- _DIRECTIVE_
Scan the lines below for the word "muma". Copy each line you find it in.

[A block of data]
-=-=-=-=-

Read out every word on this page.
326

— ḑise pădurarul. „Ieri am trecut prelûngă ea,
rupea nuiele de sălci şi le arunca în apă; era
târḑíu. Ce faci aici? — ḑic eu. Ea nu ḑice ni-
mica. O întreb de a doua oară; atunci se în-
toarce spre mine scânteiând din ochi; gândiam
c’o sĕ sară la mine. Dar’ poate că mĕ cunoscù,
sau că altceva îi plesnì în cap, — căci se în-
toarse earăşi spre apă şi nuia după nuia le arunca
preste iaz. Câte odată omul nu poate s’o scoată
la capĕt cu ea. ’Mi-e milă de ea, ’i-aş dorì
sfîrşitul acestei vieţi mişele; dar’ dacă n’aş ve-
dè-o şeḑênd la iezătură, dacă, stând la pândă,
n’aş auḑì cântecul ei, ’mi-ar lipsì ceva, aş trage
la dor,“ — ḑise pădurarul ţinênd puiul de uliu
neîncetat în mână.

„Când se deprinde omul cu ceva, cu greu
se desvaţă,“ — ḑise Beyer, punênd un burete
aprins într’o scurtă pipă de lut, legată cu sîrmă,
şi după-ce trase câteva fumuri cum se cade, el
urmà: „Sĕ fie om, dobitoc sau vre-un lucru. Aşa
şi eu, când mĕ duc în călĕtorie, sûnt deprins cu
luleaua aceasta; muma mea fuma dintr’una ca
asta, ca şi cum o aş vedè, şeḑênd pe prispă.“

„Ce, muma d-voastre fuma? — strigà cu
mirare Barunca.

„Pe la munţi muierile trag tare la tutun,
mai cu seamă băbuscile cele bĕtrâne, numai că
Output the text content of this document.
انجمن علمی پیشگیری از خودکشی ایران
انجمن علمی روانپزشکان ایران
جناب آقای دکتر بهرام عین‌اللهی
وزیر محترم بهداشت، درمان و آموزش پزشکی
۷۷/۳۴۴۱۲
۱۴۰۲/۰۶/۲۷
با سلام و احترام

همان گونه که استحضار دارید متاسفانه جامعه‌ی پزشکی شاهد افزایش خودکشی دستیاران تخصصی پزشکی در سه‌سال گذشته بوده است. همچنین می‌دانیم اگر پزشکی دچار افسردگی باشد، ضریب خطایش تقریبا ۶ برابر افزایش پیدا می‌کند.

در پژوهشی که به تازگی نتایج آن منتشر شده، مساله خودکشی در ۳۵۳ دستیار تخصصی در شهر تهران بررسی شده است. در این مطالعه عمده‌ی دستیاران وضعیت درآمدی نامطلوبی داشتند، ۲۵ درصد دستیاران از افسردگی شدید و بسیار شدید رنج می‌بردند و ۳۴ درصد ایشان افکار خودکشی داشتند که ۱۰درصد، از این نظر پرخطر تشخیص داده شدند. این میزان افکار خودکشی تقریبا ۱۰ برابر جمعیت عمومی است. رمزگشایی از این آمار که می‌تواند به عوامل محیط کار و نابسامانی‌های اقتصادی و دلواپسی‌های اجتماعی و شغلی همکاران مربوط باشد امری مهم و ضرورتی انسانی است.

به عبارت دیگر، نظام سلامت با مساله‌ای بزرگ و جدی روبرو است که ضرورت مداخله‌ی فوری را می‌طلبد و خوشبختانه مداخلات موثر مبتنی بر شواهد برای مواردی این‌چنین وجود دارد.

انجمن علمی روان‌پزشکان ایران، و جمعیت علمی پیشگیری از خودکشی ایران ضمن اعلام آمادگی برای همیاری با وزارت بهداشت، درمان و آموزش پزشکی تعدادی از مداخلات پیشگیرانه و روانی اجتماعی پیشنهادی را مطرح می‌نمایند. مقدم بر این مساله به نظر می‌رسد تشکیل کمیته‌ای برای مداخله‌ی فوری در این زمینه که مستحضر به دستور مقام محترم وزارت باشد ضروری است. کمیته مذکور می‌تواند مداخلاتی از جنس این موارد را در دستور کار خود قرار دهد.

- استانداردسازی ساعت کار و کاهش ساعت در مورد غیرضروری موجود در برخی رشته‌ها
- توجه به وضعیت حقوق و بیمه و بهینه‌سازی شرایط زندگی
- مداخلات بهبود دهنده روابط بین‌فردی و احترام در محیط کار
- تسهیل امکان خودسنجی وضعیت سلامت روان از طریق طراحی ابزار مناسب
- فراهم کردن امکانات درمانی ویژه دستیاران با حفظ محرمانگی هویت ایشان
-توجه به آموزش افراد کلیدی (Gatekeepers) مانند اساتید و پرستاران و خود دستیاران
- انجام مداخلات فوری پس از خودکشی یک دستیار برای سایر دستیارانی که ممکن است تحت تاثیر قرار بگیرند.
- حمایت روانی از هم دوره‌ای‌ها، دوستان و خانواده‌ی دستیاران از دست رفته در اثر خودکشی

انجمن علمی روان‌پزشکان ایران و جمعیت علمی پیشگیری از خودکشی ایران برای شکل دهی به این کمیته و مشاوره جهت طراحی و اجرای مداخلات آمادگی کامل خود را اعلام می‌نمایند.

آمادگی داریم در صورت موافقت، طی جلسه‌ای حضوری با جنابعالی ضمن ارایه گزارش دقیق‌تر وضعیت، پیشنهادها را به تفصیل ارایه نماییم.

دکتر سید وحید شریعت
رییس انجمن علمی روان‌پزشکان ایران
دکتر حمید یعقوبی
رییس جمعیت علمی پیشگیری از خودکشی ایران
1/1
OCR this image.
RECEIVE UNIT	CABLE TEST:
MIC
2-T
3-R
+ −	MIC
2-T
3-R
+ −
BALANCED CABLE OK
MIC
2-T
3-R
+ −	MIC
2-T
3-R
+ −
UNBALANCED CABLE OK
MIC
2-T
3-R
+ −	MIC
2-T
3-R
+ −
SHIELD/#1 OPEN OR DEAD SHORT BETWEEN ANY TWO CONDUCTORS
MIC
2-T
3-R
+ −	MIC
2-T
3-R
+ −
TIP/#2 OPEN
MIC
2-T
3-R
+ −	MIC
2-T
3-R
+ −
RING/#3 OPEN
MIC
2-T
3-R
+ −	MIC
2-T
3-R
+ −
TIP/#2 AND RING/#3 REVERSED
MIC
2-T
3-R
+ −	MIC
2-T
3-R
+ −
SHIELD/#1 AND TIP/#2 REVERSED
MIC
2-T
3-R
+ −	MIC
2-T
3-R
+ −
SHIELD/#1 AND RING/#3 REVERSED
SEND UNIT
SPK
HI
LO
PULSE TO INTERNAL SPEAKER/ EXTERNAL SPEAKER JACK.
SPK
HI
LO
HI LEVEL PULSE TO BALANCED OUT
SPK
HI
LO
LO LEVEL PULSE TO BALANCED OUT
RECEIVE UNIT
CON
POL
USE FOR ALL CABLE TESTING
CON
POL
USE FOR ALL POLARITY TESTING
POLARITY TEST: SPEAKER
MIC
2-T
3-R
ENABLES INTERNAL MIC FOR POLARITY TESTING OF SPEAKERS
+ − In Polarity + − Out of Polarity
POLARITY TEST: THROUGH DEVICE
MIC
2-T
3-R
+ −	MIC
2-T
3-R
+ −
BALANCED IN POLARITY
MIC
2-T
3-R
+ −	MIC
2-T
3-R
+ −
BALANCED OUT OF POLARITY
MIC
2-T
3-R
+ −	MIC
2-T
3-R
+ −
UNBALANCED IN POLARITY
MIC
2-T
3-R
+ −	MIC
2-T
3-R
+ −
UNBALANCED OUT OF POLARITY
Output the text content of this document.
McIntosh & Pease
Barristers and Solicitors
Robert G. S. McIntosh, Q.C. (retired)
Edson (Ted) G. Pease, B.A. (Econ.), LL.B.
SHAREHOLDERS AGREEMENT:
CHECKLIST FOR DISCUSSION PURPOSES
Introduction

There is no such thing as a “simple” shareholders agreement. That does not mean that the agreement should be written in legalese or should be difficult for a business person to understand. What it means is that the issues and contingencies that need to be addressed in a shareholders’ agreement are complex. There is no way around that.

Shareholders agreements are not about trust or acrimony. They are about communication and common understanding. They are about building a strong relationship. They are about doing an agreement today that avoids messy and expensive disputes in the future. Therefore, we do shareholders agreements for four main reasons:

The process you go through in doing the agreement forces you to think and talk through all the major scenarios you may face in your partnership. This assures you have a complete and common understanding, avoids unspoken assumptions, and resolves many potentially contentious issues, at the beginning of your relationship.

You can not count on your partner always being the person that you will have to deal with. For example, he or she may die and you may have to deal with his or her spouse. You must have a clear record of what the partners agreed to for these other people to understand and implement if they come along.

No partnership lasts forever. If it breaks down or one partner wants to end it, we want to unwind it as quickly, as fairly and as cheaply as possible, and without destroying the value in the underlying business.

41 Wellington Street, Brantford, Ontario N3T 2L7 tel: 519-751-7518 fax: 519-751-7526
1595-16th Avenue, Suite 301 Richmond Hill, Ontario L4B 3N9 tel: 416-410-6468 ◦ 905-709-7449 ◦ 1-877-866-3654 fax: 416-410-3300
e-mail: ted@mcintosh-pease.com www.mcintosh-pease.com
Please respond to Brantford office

-=-=-=-=-

- _EXERCISE RESPONSE_
luleaua aceasta; muma mea fuma dintr’una ca
„Ce, muma d-voastre fuma? — strigà cu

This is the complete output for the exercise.